Stated goal. Using the listing below, report all lines holding the word "merger".

Entries provided.
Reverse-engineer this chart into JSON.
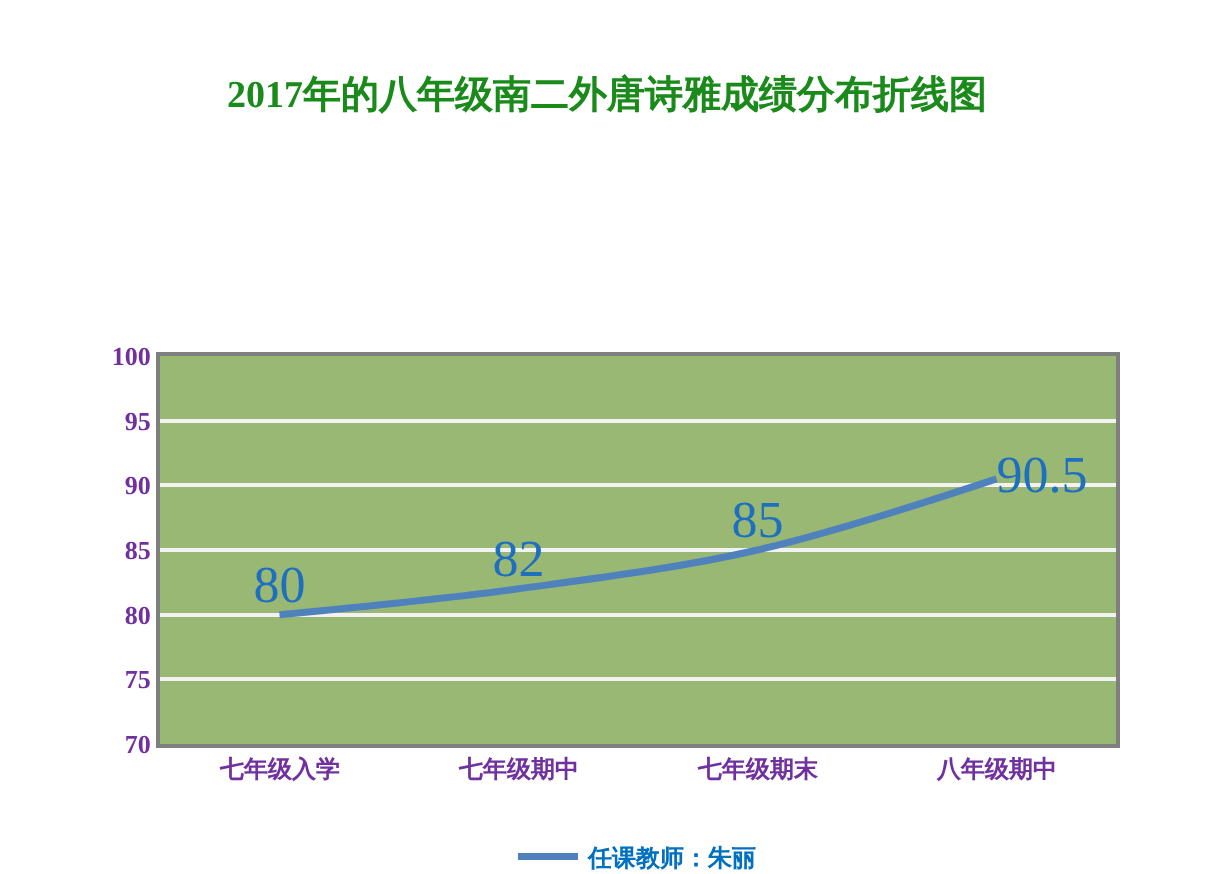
{
  "chart_data": {
    "type": "line",
    "title": "2017年的八年级南二外唐诗雅成绩分布折线图",
    "categories": [
      "七年级入学",
      "七年级期中",
      "七年级期末",
      "八年级期中"
    ],
    "series": [
      {
        "name": "任课教师：朱丽",
        "color": "#4f81bd",
        "values": [
          80,
          82,
          85,
          90.5
        ]
      }
    ],
    "ylim": [
      70,
      100
    ],
    "yticks": [
      70,
      75,
      80,
      85,
      90,
      95,
      100
    ],
    "grid": "y",
    "legend": "bottom",
    "data_labels": true,
    "marker": "none",
    "line_style": "solid"
  }
}
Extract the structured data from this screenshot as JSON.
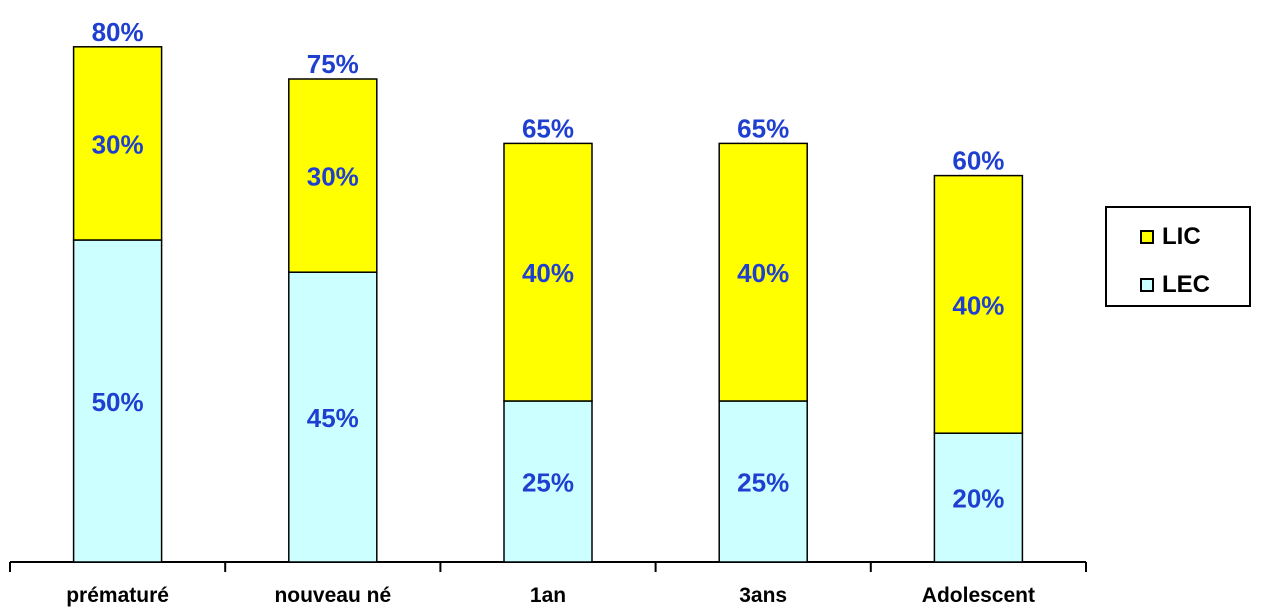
{
  "chart_data": {
    "type": "bar",
    "stacked": true,
    "categories": [
      "prématuré",
      "nouveau né",
      "1an",
      "3ans",
      "Adolescent"
    ],
    "series": [
      {
        "name": "LEC",
        "values": [
          50,
          45,
          25,
          25,
          20
        ],
        "color": "#CCFFFF"
      },
      {
        "name": "LIC",
        "values": [
          30,
          30,
          40,
          40,
          40
        ],
        "color": "#FFFF00"
      }
    ],
    "totals": [
      80,
      75,
      65,
      65,
      60
    ],
    "segment_labels": {
      "LEC": [
        "50%",
        "45%",
        "25%",
        "25%",
        "20%"
      ],
      "LIC": [
        "30%",
        "30%",
        "40%",
        "40%",
        "40%"
      ]
    },
    "total_labels": [
      "80%",
      "75%",
      "65%",
      "65%",
      "60%"
    ],
    "label_color": "#1F3FD0",
    "ylim": [
      0,
      85
    ],
    "y_axis_visible": false,
    "grid": false,
    "legend": {
      "position": "right",
      "order": [
        "LIC",
        "LEC"
      ]
    }
  }
}
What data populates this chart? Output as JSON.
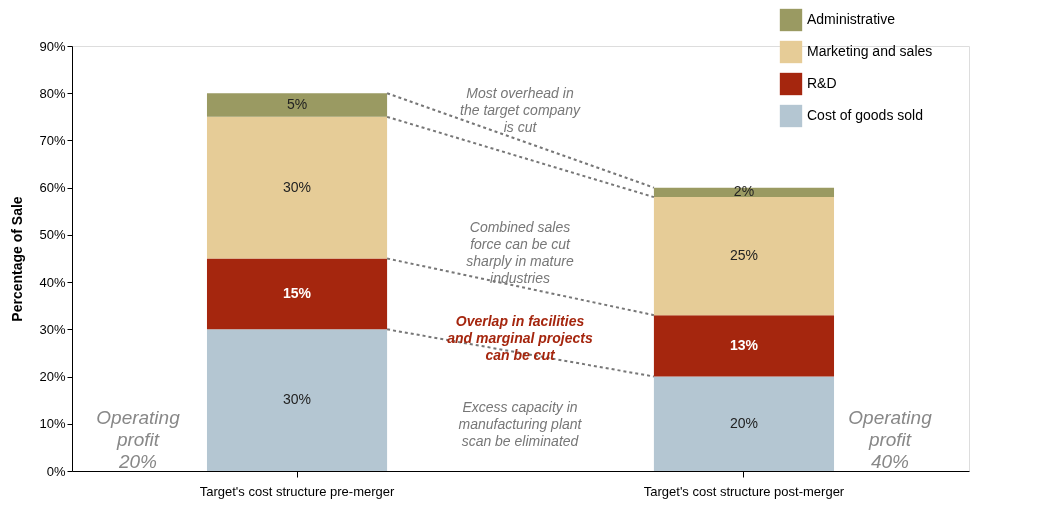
{
  "chart_data": {
    "type": "bar",
    "stacked": true,
    "ylabel": "Percentage of Sale",
    "categories": [
      "Target's cost structure pre-merger",
      "Target's cost structure post-merger"
    ],
    "series": [
      {
        "name": "Cost of goods sold",
        "color": "#b4c6d2",
        "values": [
          30,
          20
        ],
        "value_labels": [
          "30%",
          "20%"
        ]
      },
      {
        "name": "R&D",
        "color": "#a5260e",
        "values": [
          15,
          13
        ],
        "value_labels": [
          "15%",
          "13%"
        ]
      },
      {
        "name": "Marketing and sales",
        "color": "#e6cc97",
        "values": [
          30,
          25
        ],
        "value_labels": [
          "30%",
          "25%"
        ]
      },
      {
        "name": "Administrative",
        "color": "#9a9a62",
        "values": [
          5,
          2
        ],
        "value_labels": [
          "5%",
          "2%"
        ]
      }
    ],
    "ylim": [
      0,
      90
    ],
    "yticks": [
      {
        "value": 0,
        "label": "0%"
      },
      {
        "value": 10,
        "label": "10%"
      },
      {
        "value": 20,
        "label": "20%"
      },
      {
        "value": 30,
        "label": "30%"
      },
      {
        "value": 40,
        "label": "40%"
      },
      {
        "value": 50,
        "label": "50%"
      },
      {
        "value": 60,
        "label": "60%"
      },
      {
        "value": 70,
        "label": "70%"
      },
      {
        "value": 80,
        "label": "80%"
      },
      {
        "value": 90,
        "label": "90%"
      }
    ],
    "grid": false,
    "legend": "top right",
    "annotations": [
      "Most overhead in\nthe target company\nis cut",
      "Combined sales\nforce can be cut\nsharply in mature\nindustries",
      "Overlap in facilities\nand marginal projects\ncan be cut",
      "Excess capacity in\nmanufacturing plant\nscan be eliminated",
      "Operating\nprofit\n20%",
      "Operating\nprofit\n40%"
    ]
  }
}
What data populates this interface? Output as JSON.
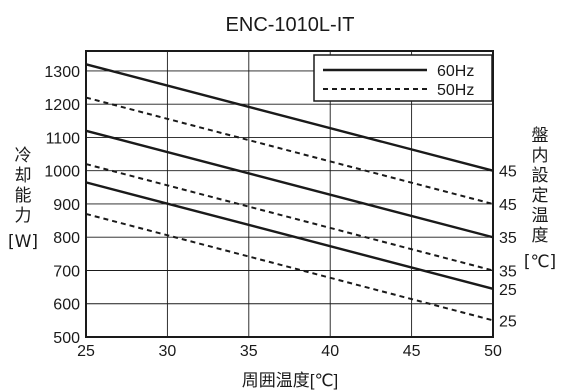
{
  "chart_data": {
    "type": "line",
    "title": "ENC-1010L-IT",
    "xlabel": "周囲温度[℃]",
    "ylabel_left": [
      "冷",
      "却",
      "能",
      "力",
      "[W]"
    ],
    "ylabel_right": [
      "盤",
      "内",
      "設",
      "定",
      "温",
      "度",
      "[℃]"
    ],
    "x_ticks": [
      25,
      30,
      35,
      40,
      45,
      50
    ],
    "y_ticks": [
      500,
      600,
      700,
      800,
      900,
      1000,
      1100,
      1200,
      1300
    ],
    "xlim": [
      25,
      50
    ],
    "ylim": [
      500,
      1360
    ],
    "grid": true,
    "legend_position": "top-right",
    "legend": [
      {
        "label": "60Hz",
        "style": "solid"
      },
      {
        "label": "50Hz",
        "style": "dashed"
      }
    ],
    "series": [
      {
        "frequency": "60Hz",
        "style": "solid",
        "setpoint": "45",
        "x": [
          25,
          50
        ],
        "y": [
          1320,
          1000
        ]
      },
      {
        "frequency": "50Hz",
        "style": "dashed",
        "setpoint": "45",
        "x": [
          25,
          50
        ],
        "y": [
          1220,
          900
        ]
      },
      {
        "frequency": "60Hz",
        "style": "solid",
        "setpoint": "35",
        "x": [
          25,
          50
        ],
        "y": [
          1120,
          800
        ]
      },
      {
        "frequency": "50Hz",
        "style": "dashed",
        "setpoint": "35",
        "x": [
          25,
          50
        ],
        "y": [
          1020,
          700
        ]
      },
      {
        "frequency": "60Hz",
        "style": "solid",
        "setpoint": "25",
        "x": [
          25,
          50
        ],
        "y": [
          965,
          645
        ]
      },
      {
        "frequency": "50Hz",
        "style": "dashed",
        "setpoint": "25",
        "x": [
          25,
          50
        ],
        "y": [
          870,
          550
        ]
      }
    ],
    "colors": {
      "line": "#1a1a1a",
      "grid": "#1a1a1a",
      "background": "#ffffff"
    }
  }
}
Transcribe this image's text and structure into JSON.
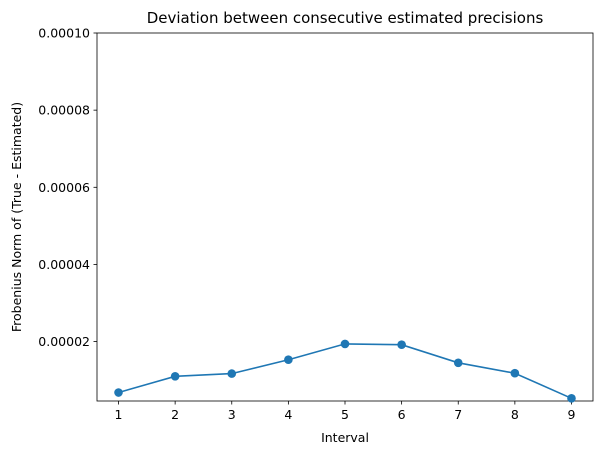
{
  "chart_data": {
    "type": "line",
    "title": "Deviation between consecutive estimated precisions",
    "xlabel": "Interval",
    "ylabel": "Frobenius Norm of (True - Estimated)",
    "x": [
      1,
      2,
      3,
      4,
      5,
      6,
      7,
      8,
      9
    ],
    "series": [
      {
        "values": [
          6.8e-06,
          1.1e-05,
          1.17e-05,
          1.53e-05,
          1.94e-05,
          1.92e-05,
          1.45e-05,
          1.18e-05,
          5.3e-06
        ],
        "color": "#1f77b4",
        "marker": "circle"
      }
    ],
    "x_ticks": [
      "1",
      "2",
      "3",
      "4",
      "5",
      "6",
      "7",
      "8",
      "9"
    ],
    "y_ticks": [
      2e-05,
      4e-05,
      6e-05,
      8e-05,
      0.0001
    ],
    "y_tick_labels": [
      "0.00002",
      "0.00004",
      "0.00006",
      "0.00008",
      "0.00010"
    ],
    "xlim": [
      0.62,
      9.38
    ],
    "ylim": [
      4.6e-06,
      0.0001
    ],
    "grid": false,
    "legend": "none"
  }
}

Worked answer.
      "Target's cost structure pre-merger",
      "Target's cost structure post-merger"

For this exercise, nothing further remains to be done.